§ REQUIREMENT
Copy every line of the data exactly, leaving nothing out.

Entries from a dataset:

━━━━━━━━

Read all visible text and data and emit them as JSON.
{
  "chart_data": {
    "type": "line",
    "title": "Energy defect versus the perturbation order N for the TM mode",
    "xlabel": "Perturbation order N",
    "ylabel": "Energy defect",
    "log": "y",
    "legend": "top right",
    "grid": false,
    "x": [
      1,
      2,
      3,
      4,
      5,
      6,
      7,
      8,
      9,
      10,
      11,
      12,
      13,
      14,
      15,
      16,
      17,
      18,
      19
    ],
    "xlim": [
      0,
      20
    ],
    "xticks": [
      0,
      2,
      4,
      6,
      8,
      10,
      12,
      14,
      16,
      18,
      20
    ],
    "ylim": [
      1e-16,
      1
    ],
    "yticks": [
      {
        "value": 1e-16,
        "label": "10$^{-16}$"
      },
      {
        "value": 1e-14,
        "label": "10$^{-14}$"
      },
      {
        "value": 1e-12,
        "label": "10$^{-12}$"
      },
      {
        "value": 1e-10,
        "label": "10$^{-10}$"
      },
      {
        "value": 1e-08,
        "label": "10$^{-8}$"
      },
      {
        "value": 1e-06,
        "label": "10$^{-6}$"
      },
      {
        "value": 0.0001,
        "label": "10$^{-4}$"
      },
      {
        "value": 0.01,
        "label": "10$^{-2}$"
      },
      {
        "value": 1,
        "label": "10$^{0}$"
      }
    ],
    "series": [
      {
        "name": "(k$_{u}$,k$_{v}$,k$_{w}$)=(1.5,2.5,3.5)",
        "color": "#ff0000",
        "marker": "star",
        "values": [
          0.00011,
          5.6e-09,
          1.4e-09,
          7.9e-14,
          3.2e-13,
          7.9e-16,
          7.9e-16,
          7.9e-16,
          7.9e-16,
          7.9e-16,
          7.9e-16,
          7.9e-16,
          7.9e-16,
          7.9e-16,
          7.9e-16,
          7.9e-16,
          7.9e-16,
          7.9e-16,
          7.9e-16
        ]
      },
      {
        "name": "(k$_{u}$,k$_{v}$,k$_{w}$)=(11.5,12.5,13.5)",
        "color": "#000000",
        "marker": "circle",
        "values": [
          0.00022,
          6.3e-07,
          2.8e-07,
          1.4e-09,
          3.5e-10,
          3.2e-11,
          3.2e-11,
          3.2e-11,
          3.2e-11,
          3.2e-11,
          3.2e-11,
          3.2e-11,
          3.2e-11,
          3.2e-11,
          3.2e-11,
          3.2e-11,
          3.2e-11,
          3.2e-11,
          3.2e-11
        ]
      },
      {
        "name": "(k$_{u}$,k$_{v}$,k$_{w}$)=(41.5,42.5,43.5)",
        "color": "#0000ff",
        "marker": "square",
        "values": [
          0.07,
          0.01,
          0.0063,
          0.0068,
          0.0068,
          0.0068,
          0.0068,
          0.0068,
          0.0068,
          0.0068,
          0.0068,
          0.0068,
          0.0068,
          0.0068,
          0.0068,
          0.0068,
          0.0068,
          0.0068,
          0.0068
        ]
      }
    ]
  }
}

━━━━━━━━

§ ANSWER TO THIS PROBLEM
Read all visible text and data and emit them as JSON.
{
  "chart_data": {
    "type": "line",
    "title": "Energy defect versus the perturbation order N for the TM mode",
    "xlabel": "Perturbation order N",
    "ylabel": "Energy defect",
    "log": "y",
    "legend": "top right",
    "grid": false,
    "x": [
      1,
      2,
      3,
      4,
      5,
      6,
      7,
      8,
      9,
      10,
      11,
      12,
      13,
      14,
      15,
      16,
      17,
      18,
      19
    ],
    "xlim": [
      0,
      20
    ],
    "xticks": [
      0,
      2,
      4,
      6,
      8,
      10,
      12,
      14,
      16,
      18,
      20
    ],
    "ylim": [
      1e-16,
      1
    ],
    "yticks": [
      {
        "value": 1e-16,
        "label": "10$^{-16}$"
      },
      {
        "value": 1e-14,
        "label": "10$^{-14}$"
      },
      {
        "value": 1e-12,
        "label": "10$^{-12}$"
      },
      {
        "value": 1e-10,
        "label": "10$^{-10}$"
      },
      {
        "value": 1e-08,
        "label": "10$^{-8}$"
      },
      {
        "value": 1e-06,
        "label": "10$^{-6}$"
      },
      {
        "value": 0.0001,
        "label": "10$^{-4}$"
      },
      {
        "value": 0.01,
        "label": "10$^{-2}$"
      },
      {
        "value": 1,
        "label": "10$^{0}$"
      }
    ],
    "series": [
      {
        "name": "(k$_{u}$,k$_{v}$,k$_{w}$)=(1.5,2.5,3.5)",
        "color": "#ff0000",
        "marker": "star",
        "values": [
          0.00011,
          5.6e-09,
          1.4e-09,
          7.9e-14,
          3.2e-13,
          7.9e-16,
          7.9e-16,
          7.9e-16,
          7.9e-16,
          7.9e-16,
          7.9e-16,
          7.9e-16,
          7.9e-16,
          7.9e-16,
          7.9e-16,
          7.9e-16,
          7.9e-16,
          7.9e-16,
          7.9e-16
        ]
      },
      {
        "name": "(k$_{u}$,k$_{v}$,k$_{w}$)=(11.5,12.5,13.5)",
        "color": "#000000",
        "marker": "circle",
        "values": [
          0.00022,
          6.3e-07,
          2.8e-07,
          1.4e-09,
          3.5e-10,
          3.2e-11,
          3.2e-11,
          3.2e-11,
          3.2e-11,
          3.2e-11,
          3.2e-11,
          3.2e-11,
          3.2e-11,
          3.2e-11,
          3.2e-11,
          3.2e-11,
          3.2e-11,
          3.2e-11,
          3.2e-11
        ]
      },
      {
        "name": "(k$_{u}$,k$_{v}$,k$_{w}$)=(41.5,42.5,43.5)",
        "color": "#0000ff",
        "marker": "square",
        "values": [
          0.07,
          0.01,
          0.0063,
          0.0068,
          0.0068,
          0.0068,
          0.0068,
          0.0068,
          0.0068,
          0.0068,
          0.0068,
          0.0068,
          0.0068,
          0.0068,
          0.0068,
          0.0068,
          0.0068,
          0.0068,
          0.0068
        ]
      }
    ]
  }
}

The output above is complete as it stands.